• _Exercise passage_
=-=-=

Court Opinion

ID: 9450143
Source: CourtListenerOpinion
Date Created: 2023-08-04 16:36:36.161056+00
Date Added: 2024-06-11T17:32:10.136329
License: Public Domain

WHITAKER, Judge
(dissenting).
I cannot agree to the court’s disposition of this ease.
Congress has vested in the several Secretaries of the Armed Forces the authority to determine whether an officer is entitled to be discharged for physical disability and thus draw increased retirement pay. To discharge this responsibility, the Secretaries have set up Disposition Boards and Retiring Boards. When it appears an officer is probably entitled to such retirement, he is first sent before a Disposition Board for the purpose of ascertaining whether his physical condition merits consideration of his case by a Retiring Board. When the Retiring Board considers his case and detérmines he is not entitled to such retirement, and the Secretary approves its action, that is the end of the matter. No court is given jurisdiction to review the action of the Board and the Secretary.
But, since we have jurisdiction of actions founded on any law of Congress and the officer claims that he is entitled to disability retirement under the law, we have quite properly said that the claimant is entitled to a fair and impartial application of the law to his case, and that if, instead, the Board and the Secretary act arbitrarily or capriciously, we have jurisdiction to determine the claimant’s rights under the law. But only where the claimant has been denied a fair and impartial consideration of his case do we acquire jurisdiction. Before a claimant can come here at all he must show his case has not had fair and impartial consideration by the Board set up by the Secretary to determine the matter, or a refusal to submit his case to such a Board. This Board is the Retiring Board.
Has plaintiff shown this? Can he show it? He cannot. He cannot, because he himself, by his own act, prevented consideration of his case by this Board.

=-=-=

• _Entries shown_
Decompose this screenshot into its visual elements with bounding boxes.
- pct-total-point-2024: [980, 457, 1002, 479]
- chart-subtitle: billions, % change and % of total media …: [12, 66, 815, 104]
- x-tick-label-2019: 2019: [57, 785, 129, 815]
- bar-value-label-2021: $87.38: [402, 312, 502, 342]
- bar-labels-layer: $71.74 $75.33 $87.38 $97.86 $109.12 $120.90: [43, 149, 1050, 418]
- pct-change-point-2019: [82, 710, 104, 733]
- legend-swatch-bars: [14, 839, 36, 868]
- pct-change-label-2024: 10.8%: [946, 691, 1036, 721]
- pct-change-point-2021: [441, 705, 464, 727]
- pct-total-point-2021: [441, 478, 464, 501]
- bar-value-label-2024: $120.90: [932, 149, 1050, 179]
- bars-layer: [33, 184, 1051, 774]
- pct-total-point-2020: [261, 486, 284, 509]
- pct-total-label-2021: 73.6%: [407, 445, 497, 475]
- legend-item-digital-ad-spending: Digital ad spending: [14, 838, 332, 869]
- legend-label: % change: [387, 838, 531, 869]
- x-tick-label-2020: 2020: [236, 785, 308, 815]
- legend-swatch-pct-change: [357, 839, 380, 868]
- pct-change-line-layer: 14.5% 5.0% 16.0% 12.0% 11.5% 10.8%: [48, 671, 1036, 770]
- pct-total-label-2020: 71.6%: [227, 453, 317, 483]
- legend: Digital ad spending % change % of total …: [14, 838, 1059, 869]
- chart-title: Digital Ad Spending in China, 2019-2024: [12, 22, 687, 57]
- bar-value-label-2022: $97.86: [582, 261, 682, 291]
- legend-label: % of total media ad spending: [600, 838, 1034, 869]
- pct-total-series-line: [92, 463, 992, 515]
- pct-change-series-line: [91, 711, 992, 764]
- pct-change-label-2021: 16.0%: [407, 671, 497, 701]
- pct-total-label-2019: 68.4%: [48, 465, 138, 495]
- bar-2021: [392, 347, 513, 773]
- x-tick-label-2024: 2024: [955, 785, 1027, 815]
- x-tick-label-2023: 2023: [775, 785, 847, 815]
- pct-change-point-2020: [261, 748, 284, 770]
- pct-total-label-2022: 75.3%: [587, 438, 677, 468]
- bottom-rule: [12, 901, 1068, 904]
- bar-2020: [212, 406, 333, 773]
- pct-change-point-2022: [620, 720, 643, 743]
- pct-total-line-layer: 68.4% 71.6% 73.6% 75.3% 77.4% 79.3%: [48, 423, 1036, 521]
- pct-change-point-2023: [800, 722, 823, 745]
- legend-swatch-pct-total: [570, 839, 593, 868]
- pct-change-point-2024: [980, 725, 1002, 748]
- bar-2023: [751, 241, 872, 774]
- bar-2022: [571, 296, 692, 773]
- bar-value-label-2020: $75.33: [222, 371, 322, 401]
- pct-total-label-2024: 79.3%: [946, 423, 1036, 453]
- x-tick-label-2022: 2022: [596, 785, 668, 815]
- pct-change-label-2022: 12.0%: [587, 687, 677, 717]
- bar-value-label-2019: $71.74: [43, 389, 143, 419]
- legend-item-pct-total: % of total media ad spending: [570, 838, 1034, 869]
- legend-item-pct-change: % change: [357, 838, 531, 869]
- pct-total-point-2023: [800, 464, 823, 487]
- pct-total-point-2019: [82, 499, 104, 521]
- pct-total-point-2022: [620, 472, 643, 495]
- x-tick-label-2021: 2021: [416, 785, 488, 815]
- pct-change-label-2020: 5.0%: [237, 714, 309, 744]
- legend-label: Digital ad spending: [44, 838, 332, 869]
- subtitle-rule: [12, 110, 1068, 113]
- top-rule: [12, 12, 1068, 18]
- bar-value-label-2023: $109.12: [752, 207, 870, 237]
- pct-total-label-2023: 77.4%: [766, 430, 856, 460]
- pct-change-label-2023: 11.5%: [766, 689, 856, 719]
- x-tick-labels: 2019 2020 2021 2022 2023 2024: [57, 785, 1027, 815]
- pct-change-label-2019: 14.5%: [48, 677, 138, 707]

=-=-=

• _Actions to take_
1) Output the exact text of the dissenting opinion from "WHITAKER, Judge" to "and the Secretary.".
2) In the dissenting opinion, who approves the Retiring Board's action when it determines an officer is not entitled to disability retirement?

• _Solutions by task_
1)
WHITAKER, Judge
(dissenting).
I cannot agree to the court’s disposition of this ease.
Congress has vested in the several Secretaries of the Armed Forces the authority to determine whether an officer is entitled to be discharged for physical disability and thus draw increased retirement pay. To discharge this responsibility, the Secretaries have set up Disposition Boards and Retiring Boards. When it appears an officer is probably entitled to such retirement, he is first sent before a Disposition Board for the purpose of ascertaining whether his physical condition merits consideration of his case by a Retiring Board. When the Retiring Board considers his case and detérmines he is not entitled to such retirement, and the Secretary approves its action, that is the end of the matter. No court is given jurisdiction to review the action of the Board and the Secretary.

2) The Secretary.